(Data records)
--- --- ---

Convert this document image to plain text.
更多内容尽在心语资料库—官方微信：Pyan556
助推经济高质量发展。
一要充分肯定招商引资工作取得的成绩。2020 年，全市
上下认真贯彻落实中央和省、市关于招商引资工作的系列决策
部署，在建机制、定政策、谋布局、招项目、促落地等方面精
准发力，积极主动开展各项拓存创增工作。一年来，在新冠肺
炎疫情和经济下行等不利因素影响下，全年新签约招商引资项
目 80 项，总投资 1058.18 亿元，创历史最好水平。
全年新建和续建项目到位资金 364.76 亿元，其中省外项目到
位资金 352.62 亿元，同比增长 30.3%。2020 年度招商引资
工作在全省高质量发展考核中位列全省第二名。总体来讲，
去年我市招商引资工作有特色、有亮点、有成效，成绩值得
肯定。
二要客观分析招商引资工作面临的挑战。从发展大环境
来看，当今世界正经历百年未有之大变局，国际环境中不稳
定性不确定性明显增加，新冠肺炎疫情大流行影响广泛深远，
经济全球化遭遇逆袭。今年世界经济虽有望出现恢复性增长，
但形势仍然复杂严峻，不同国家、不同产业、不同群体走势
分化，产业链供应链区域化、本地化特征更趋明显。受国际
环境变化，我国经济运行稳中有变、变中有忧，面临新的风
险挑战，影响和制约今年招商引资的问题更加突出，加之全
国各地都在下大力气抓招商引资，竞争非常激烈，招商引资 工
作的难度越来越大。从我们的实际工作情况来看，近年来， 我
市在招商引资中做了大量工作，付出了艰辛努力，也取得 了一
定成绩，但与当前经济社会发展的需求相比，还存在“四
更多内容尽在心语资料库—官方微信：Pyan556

--- --- ---

Copy out the whole listing exactly as written.

_Reply to the task:_
Convert this document image to plain text.
更多内容尽在心语资料库—官方微信：Pyan556
助推经济高质量发展。
一要充分肯定招商引资工作取得的成绩。2020 年，全市
上下认真贯彻落实中央和省、市关于招商引资工作的系列决策
部署，在建机制、定政策、谋布局、招项目、促落地等方面精
准发力，积极主动开展各项拓存创增工作。一年来，在新冠肺
炎疫情和经济下行等不利因素影响下，全年新签约招商引资项
目 80 项，总投资 1058.18 亿元，创历史最好水平。
全年新建和续建项目到位资金 364.76 亿元，其中省外项目到
位资金 352.62 亿元，同比增长 30.3%。2020 年度招商引资
工作在全省高质量发展考核中位列全省第二名。总体来讲，
去年我市招商引资工作有特色、有亮点、有成效，成绩值得
肯定。
二要客观分析招商引资工作面临的挑战。从发展大环境
来看，当今世界正经历百年未有之大变局，国际环境中不稳
定性不确定性明显增加，新冠肺炎疫情大流行影响广泛深远，
经济全球化遭遇逆袭。今年世界经济虽有望出现恢复性增长，
但形势仍然复杂严峻，不同国家、不同产业、不同群体走势
分化，产业链供应链区域化、本地化特征更趋明显。受国际
环境变化，我国经济运行稳中有变、变中有忧，面临新的风
险挑战，影响和制约今年招商引资的问题更加突出，加之全
国各地都在下大力气抓招商引资，竞争非常激烈，招商引资 工
作的难度越来越大。从我们的实际工作情况来看，近年来， 我
市在招商引资中做了大量工作，付出了艰辛努力，也取得 了一
定成绩，但与当前经济社会发展的需求相比，还存在“四
更多内容尽在心语资料库—官方微信：Pyan556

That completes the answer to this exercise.